**Exercise brief**. Count how many lines of the material hold "food". Respond with that number alone.

**Data excerpts**.
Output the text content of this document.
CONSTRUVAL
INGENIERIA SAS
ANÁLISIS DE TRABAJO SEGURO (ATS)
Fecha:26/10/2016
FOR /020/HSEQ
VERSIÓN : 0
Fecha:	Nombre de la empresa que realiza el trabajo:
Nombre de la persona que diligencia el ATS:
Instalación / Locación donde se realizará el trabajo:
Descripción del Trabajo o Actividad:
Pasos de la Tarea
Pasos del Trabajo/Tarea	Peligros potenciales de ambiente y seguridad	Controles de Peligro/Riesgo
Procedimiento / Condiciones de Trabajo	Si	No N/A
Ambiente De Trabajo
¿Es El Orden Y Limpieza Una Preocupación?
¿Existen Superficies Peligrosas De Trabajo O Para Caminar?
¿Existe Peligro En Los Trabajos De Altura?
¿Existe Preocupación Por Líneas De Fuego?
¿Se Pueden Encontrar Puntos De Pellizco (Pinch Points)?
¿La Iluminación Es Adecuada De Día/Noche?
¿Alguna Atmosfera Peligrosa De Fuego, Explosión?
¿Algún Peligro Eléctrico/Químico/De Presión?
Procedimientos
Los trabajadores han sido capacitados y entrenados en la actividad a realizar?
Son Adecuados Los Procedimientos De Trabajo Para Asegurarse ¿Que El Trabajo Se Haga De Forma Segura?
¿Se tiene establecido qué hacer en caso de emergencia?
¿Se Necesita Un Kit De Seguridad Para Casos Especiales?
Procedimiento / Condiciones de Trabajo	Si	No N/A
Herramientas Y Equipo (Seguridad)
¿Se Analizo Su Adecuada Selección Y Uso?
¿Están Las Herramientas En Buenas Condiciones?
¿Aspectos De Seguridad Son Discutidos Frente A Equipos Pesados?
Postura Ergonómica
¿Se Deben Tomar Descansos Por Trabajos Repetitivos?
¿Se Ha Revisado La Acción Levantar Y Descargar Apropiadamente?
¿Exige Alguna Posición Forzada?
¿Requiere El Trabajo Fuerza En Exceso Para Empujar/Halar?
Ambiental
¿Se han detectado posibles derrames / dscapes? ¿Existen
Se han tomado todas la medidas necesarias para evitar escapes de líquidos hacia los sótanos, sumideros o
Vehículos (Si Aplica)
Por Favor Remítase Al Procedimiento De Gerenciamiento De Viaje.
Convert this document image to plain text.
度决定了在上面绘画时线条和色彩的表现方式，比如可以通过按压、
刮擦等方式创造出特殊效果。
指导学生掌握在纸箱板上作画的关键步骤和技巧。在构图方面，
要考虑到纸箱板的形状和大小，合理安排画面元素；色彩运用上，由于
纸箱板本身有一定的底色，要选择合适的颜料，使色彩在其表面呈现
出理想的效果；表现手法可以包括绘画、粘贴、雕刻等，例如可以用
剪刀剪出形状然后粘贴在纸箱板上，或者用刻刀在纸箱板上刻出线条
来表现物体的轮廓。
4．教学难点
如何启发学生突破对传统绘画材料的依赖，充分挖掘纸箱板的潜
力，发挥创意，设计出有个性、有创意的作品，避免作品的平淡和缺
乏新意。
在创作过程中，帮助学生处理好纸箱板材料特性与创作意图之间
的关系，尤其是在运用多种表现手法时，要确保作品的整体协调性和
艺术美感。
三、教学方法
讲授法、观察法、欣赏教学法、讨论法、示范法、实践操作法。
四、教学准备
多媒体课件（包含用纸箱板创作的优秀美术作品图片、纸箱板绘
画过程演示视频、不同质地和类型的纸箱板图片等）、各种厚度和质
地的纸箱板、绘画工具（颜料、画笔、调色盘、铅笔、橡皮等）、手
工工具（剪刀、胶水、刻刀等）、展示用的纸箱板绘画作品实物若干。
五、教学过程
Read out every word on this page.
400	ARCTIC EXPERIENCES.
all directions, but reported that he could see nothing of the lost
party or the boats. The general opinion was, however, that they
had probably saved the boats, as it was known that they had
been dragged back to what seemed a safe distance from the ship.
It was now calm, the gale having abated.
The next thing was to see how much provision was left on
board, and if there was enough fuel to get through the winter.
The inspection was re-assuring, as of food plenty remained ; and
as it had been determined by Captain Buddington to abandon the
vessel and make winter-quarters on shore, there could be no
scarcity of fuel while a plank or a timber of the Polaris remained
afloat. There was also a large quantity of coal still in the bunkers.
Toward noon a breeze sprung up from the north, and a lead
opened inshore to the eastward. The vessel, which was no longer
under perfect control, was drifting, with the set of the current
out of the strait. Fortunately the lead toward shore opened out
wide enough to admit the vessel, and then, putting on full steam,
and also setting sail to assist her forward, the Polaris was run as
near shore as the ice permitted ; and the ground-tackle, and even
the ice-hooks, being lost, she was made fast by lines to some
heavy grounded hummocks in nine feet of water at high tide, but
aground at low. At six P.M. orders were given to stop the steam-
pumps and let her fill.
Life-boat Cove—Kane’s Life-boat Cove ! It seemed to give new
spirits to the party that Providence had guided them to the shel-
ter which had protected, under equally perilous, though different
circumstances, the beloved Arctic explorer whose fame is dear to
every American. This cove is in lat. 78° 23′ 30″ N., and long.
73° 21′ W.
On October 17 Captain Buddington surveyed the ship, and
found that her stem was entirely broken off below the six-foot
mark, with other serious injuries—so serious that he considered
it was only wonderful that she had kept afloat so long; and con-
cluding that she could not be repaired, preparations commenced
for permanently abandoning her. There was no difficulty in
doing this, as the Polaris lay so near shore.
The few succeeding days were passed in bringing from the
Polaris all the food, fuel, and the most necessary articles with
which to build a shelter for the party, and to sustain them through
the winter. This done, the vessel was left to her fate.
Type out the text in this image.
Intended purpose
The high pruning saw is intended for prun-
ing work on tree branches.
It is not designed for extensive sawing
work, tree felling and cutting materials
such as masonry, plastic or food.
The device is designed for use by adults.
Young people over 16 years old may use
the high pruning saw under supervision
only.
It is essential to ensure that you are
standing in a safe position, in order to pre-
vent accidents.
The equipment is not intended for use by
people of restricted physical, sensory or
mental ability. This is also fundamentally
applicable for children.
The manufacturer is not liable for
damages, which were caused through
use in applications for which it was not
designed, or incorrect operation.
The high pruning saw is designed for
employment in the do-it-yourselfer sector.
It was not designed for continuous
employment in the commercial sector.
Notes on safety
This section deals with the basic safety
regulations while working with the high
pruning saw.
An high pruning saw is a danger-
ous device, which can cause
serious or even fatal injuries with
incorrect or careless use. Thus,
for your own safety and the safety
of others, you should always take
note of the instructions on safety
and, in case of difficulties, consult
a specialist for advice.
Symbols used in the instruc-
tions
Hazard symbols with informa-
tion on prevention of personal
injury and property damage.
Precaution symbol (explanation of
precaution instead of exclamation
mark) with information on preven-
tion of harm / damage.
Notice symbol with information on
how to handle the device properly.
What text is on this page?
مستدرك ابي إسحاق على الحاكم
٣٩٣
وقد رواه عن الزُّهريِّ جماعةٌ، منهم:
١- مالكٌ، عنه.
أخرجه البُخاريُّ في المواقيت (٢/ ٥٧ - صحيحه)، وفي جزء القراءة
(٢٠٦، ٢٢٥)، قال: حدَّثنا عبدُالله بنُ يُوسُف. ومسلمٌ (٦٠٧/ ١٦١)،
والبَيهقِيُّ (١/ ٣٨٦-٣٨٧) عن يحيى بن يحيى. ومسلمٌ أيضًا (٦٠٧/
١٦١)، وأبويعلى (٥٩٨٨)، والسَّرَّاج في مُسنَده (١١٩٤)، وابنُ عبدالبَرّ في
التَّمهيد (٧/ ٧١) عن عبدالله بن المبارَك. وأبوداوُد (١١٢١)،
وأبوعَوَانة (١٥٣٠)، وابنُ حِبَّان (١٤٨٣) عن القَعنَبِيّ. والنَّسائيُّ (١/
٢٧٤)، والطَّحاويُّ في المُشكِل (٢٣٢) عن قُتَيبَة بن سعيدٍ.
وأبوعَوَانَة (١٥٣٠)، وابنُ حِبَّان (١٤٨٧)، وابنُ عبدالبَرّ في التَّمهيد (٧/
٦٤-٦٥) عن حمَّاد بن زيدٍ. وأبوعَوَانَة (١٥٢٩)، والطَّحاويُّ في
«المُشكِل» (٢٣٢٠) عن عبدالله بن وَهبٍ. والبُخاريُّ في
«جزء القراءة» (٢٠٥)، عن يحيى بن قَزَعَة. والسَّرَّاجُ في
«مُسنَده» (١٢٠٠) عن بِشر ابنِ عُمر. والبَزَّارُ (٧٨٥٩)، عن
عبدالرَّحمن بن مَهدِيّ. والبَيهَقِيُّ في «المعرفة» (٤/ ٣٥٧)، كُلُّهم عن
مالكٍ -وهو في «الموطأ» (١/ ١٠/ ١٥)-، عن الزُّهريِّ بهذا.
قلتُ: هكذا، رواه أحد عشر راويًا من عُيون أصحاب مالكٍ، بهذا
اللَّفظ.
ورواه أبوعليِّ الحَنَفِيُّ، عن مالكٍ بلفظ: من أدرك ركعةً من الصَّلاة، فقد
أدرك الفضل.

**Written response**. 3